• Records excerpted from a collection
--- START ---
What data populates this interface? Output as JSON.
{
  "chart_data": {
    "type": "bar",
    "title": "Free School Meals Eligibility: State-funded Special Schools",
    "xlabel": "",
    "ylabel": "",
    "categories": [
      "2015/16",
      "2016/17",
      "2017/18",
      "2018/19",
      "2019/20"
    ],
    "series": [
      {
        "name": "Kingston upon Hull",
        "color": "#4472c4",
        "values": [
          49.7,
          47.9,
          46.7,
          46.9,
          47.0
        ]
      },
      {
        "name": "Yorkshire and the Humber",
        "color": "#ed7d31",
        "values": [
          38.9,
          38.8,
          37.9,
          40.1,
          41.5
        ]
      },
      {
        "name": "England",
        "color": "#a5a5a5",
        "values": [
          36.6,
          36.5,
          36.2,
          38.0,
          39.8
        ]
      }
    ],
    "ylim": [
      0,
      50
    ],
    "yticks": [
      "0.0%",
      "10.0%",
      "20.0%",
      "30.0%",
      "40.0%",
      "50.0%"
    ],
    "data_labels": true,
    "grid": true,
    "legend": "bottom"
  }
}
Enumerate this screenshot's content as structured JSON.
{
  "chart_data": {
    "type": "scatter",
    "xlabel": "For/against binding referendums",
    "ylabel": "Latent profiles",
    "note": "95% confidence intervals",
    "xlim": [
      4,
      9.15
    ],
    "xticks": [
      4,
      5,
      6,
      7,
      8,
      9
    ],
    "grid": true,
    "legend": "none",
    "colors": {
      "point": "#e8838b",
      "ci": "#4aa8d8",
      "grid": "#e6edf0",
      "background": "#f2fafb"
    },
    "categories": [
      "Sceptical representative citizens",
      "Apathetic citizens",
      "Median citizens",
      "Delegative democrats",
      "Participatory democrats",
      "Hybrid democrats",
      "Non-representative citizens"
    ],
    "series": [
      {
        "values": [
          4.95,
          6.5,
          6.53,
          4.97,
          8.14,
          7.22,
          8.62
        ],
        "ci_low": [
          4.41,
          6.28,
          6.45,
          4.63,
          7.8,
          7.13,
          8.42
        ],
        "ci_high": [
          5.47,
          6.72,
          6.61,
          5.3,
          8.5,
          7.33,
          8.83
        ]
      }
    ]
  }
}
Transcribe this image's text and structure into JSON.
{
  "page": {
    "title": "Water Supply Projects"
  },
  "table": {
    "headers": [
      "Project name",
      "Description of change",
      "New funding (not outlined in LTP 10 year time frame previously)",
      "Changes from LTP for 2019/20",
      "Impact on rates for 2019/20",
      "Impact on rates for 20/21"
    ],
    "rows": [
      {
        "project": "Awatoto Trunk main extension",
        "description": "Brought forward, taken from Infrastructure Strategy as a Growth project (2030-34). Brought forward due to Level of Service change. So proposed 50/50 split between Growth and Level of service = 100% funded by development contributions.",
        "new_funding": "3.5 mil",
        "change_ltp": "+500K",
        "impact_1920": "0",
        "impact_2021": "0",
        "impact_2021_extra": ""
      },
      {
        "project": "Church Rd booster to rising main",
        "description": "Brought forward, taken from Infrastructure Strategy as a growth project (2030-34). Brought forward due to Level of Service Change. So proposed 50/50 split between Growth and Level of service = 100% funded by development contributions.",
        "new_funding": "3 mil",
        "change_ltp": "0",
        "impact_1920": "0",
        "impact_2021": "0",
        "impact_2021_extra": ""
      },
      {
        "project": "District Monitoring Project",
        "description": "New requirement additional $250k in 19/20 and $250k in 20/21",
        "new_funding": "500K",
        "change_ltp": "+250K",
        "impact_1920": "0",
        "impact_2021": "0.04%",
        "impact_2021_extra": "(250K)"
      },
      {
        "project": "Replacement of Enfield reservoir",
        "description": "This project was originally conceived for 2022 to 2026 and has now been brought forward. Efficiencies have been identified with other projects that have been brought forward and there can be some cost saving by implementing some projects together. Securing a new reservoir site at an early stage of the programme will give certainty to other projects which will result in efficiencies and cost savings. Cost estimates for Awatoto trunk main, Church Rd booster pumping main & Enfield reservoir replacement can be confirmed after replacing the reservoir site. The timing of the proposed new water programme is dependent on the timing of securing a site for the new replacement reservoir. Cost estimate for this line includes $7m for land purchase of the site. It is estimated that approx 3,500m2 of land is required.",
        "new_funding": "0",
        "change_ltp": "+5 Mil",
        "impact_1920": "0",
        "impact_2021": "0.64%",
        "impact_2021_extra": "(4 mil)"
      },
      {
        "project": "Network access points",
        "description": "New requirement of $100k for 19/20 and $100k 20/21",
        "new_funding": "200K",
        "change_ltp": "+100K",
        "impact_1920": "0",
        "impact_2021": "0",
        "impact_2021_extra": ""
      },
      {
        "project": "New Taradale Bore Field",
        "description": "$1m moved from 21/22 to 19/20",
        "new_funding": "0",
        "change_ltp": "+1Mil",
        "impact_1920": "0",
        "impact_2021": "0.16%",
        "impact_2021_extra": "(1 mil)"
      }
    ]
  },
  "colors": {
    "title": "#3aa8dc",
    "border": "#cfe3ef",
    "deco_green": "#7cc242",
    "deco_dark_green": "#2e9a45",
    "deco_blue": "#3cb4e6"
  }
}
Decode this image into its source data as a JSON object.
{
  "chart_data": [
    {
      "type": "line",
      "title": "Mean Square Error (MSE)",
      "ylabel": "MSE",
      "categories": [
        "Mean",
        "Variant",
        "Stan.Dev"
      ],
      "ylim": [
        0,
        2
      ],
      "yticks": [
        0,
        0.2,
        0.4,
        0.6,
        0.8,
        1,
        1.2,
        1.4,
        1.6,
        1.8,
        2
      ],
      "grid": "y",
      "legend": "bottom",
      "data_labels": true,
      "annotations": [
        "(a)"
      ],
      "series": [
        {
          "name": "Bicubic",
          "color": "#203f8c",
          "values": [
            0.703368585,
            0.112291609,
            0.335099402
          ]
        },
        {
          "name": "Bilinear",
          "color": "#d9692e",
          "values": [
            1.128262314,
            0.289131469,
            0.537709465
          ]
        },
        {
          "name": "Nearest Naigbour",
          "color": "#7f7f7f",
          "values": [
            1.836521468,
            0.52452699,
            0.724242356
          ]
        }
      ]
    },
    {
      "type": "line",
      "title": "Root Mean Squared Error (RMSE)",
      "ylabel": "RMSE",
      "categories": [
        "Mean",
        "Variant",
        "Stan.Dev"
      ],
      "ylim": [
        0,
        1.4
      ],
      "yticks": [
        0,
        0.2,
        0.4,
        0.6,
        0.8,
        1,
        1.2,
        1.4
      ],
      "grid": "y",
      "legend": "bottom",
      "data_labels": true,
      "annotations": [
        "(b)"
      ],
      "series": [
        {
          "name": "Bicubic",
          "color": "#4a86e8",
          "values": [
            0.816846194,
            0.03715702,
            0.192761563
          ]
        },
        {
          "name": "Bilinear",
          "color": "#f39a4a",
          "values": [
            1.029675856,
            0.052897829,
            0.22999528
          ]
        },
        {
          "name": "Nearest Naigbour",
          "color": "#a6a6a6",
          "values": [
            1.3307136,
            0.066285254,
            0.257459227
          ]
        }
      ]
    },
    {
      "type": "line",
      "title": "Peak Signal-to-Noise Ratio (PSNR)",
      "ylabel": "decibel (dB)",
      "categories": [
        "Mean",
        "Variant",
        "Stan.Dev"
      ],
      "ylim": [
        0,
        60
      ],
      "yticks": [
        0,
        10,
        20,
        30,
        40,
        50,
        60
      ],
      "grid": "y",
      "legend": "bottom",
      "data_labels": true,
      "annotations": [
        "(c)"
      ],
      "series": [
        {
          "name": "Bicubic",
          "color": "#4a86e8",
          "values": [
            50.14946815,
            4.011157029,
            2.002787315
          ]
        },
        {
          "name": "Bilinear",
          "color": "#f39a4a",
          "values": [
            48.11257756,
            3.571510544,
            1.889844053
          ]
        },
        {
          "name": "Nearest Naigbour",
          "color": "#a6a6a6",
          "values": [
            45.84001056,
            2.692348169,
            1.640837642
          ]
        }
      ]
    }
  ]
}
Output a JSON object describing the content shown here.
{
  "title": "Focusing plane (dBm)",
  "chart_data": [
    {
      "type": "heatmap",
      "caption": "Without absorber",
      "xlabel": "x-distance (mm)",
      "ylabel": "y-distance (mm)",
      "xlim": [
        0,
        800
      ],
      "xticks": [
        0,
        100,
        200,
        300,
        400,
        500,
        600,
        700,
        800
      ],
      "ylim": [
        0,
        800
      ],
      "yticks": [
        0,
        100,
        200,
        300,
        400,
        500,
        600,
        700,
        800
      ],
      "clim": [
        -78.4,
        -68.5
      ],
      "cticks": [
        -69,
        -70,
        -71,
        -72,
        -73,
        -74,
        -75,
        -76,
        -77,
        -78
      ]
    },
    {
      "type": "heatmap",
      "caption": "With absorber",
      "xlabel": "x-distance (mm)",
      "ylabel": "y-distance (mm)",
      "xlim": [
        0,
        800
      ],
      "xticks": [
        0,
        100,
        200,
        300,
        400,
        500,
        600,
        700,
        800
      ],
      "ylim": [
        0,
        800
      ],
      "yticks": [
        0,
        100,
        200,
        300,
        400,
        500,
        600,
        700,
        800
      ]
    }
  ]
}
--- END ---
• CHALLENGE
Write out again, exactly, the lines from the one holding "Output a JSON" through the end of the listing, with both ends included.

• RESULT OF THE TASK
Output a JSON object describing the content shown here.
{
  "title": "Focusing plane (dBm)",
  "chart_data": [
    {
      "type": "heatmap",
      "caption": "Without absorber",
      "xlabel": "x-distance (mm)",
      "ylabel": "y-distance (mm)",
      "xlim": [
        0,
        800
      ],
      "xticks": [
        0,
        100,
        200,
        300,
        400,
        500,
        600,
        700,
        800
      ],
      "ylim": [
        0,
        800
      ],
      "yticks": [
        0,
        100,
        200,
        300,
        400,
        500,
        600,
        700,
        800
      ],
      "clim": [
        -78.4,
        -68.5
      ],
      "cticks": [
        -69,
        -70,
        -71,
        -72,
        -73,
        -74,
        -75,
        -76,
        -77,
        -78
      ]
    },
    {
      "type": "heatmap",
      "caption": "With absorber",
      "xlabel": "x-distance (mm)",
      "ylabel": "y-distance (mm)",
      "xlim": [
        0,
        800
      ],
      "xticks": [
        0,
        100,
        200,
        300,
        400,
        500,
        600,
        700,
        800
      ],
      "ylim": [
        0,
        800
      ],
      "yticks": [
        0,
        100,
        200,
        300,
        400,
        500,
        600,
        700,
        800
      ]
    }
  ]
}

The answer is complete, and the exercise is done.